* _Problem_
What is needed is an exact copy of every entry below, minus the images.

---+---

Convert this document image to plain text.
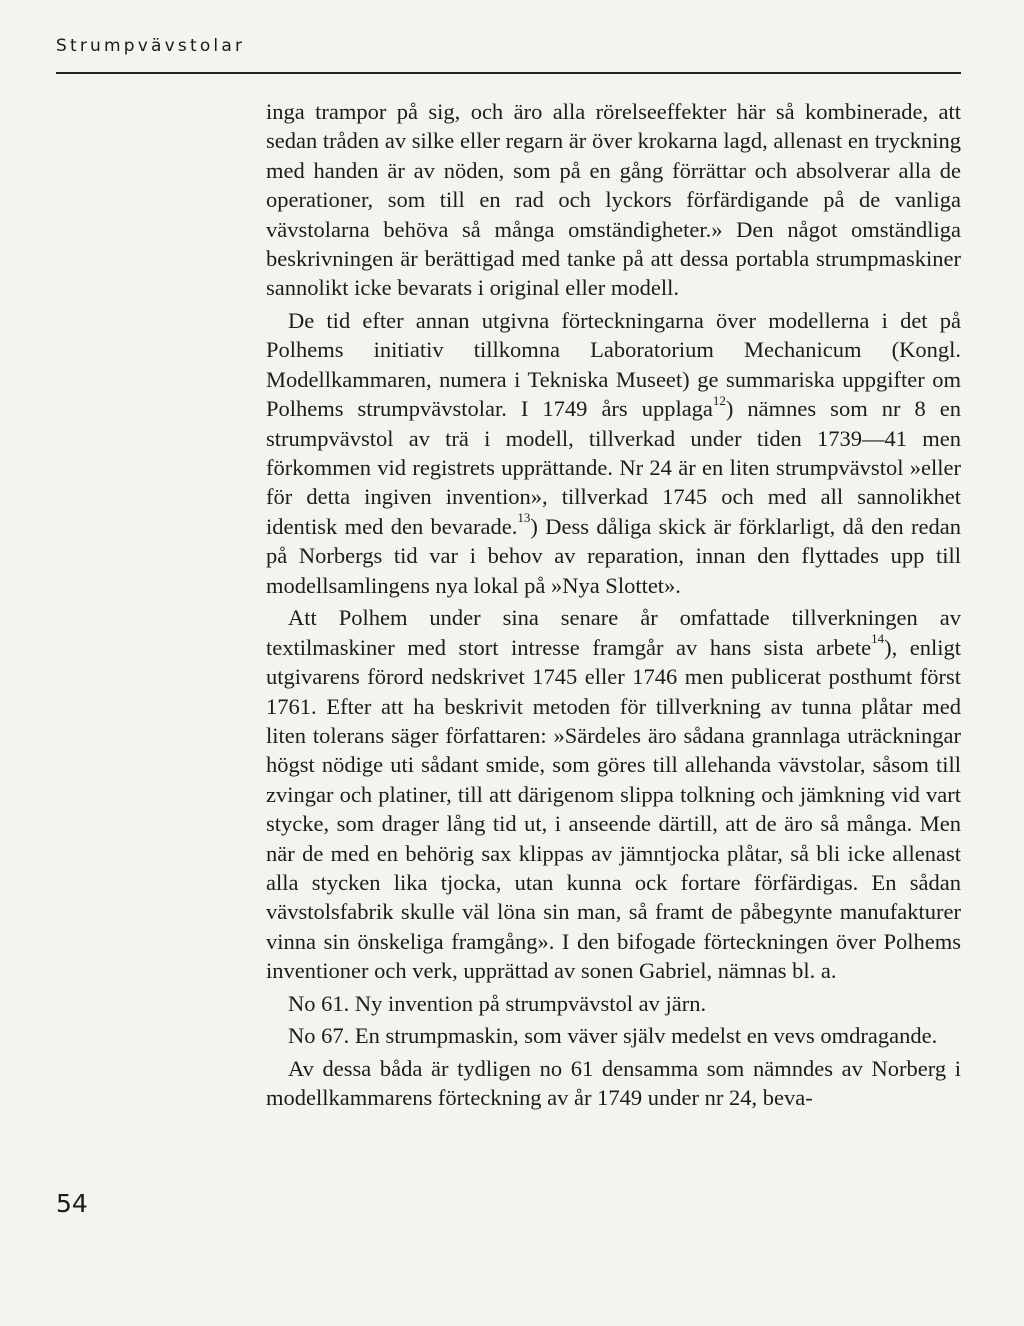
Strumpvävstolar
54

inga trampor på sig, och äro alla rörelseeffekter här så kombinerade, att sedan tråden av silke eller regarn är över krokarna lagd, allenast en tryckning med handen är av nöden, som på en gång förrättar och absolverar alla de operationer, som till en rad och lyckors förfärdigande på de vanliga vävstolarna behöva så många omständigheter.» Den något omständliga beskrivningen är berättigad med tanke på att dessa portabla strumpmaskiner sannolikt icke bevarats i original eller modell.

De tid efter annan utgivna förteckningarna över modellerna i det på Polhems initiativ tillkomna Laboratorium Mechanicum (Kongl. Modellkammaren, numera i Tekniska Museet) ge summariska uppgifter om Polhems strumpvävstolar. I 1749 års upplaga$^{12}$) nämnes som nr 8 en strumpvävstol av trä i modell, tillverkad under tiden 1739—41 men förkommen vid registrets upprättande. Nr 24 är en liten strumpvävstol »eller för detta ingiven invention», tillverkad 1745 och med all sannolikhet identisk med den bevarade.$^{13}$) Dess dåliga skick är förklarligt, då den redan på Norbergs tid var i behov av reparation, innan den flyttades upp till modellsamlingens nya lokal på »Nya Slottet».

Att Polhem under sina senare år omfattade tillverkningen av textilmaskiner med stort intresse framgår av hans sista arbete$^{14}$), enligt utgivarens förord nedskrivet 1745 eller 1746 men publicerat posthumt först 1761. Efter att ha beskrivit metoden för tillverkning av tunna plåtar med liten tolerans säger författaren: »Särdeles äro sådana grannlaga uträckningar högst nödige uti sådant smide, som göres till allehanda vävstolar, såsom till zvingar och platiner, till att därigenom slippa tolkning och jämkning vid vart stycke, som drager lång tid ut, i anseende därtill, att de äro så många. Men när de med en behörig sax klippas av jämntjocka plåtar, så bli icke allenast alla stycken lika tjocka, utan kunna ock fortare förfärdigas. En sådan vävstolsfabrik skulle väl löna sin man, så framt de påbegynte manufakturer vinna sin önskeliga framgång». I den bifogade förteckningen över Polhems inventioner och verk, upprättad av sonen Gabriel, nämnas bl. a.

No 61. Ny invention på strumpvävstol av järn.

No 67. En strumpmaskin, som väver själv medelst en vevs omdragande.

Av dessa båda är tydligen no 61 densamma som nämndes av Norberg i modellkammarens förteckning av år 1749 under nr 24, beva-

---+---

* _Written solution_
Convert this document image to plain text.
Strumpvävstolar
54

inga trampor på sig, och äro alla rörelseeffekter här så kombinerade, att sedan tråden av silke eller regarn är över krokarna lagd, allenast en tryckning med handen är av nöden, som på en gång förrättar och absolverar alla de operationer, som till en rad och lyckors förfärdigande på de vanliga vävstolarna behöva så många omständigheter.» Den något omständliga beskrivningen är berättigad med tanke på att dessa portabla strumpmaskiner sannolikt icke bevarats i original eller modell.

De tid efter annan utgivna förteckningarna över modellerna i det på Polhems initiativ tillkomna Laboratorium Mechanicum (Kongl. Modellkammaren, numera i Tekniska Museet) ge summariska uppgifter om Polhems strumpvävstolar. I 1749 års upplaga$^{12}$) nämnes som nr 8 en strumpvävstol av trä i modell, tillverkad under tiden 1739—41 men förkommen vid registrets upprättande. Nr 24 är en liten strumpvävstol »eller för detta ingiven invention», tillverkad 1745 och med all sannolikhet identisk med den bevarade.$^{13}$) Dess dåliga skick är förklarligt, då den redan på Norbergs tid var i behov av reparation, innan den flyttades upp till modellsamlingens nya lokal på »Nya Slottet».

Att Polhem under sina senare år omfattade tillverkningen av textilmaskiner med stort intresse framgår av hans sista arbete$^{14}$), enligt utgivarens förord nedskrivet 1745 eller 1746 men publicerat posthumt först 1761. Efter att ha beskrivit metoden för tillverkning av tunna plåtar med liten tolerans säger författaren: »Särdeles äro sådana grannlaga uträckningar högst nödige uti sådant smide, som göres till allehanda vävstolar, såsom till zvingar och platiner, till att därigenom slippa tolkning och jämkning vid vart stycke, som drager lång tid ut, i anseende därtill, att de äro så många. Men när de med en behörig sax klippas av jämntjocka plåtar, så bli icke allenast alla stycken lika tjocka, utan kunna ock fortare förfärdigas. En sådan vävstolsfabrik skulle väl löna sin man, så framt de påbegynte manufakturer vinna sin önskeliga framgång». I den bifogade förteckningen över Polhems inventioner och verk, upprättad av sonen Gabriel, nämnas bl. a.

No 61. Ny invention på strumpvävstol av järn.

No 67. En strumpmaskin, som väver själv medelst en vevs omdragande.

Av dessa båda är tydligen no 61 densamma som nämndes av Norberg i modellkammarens förteckning av år 1749 under nr 24, beva-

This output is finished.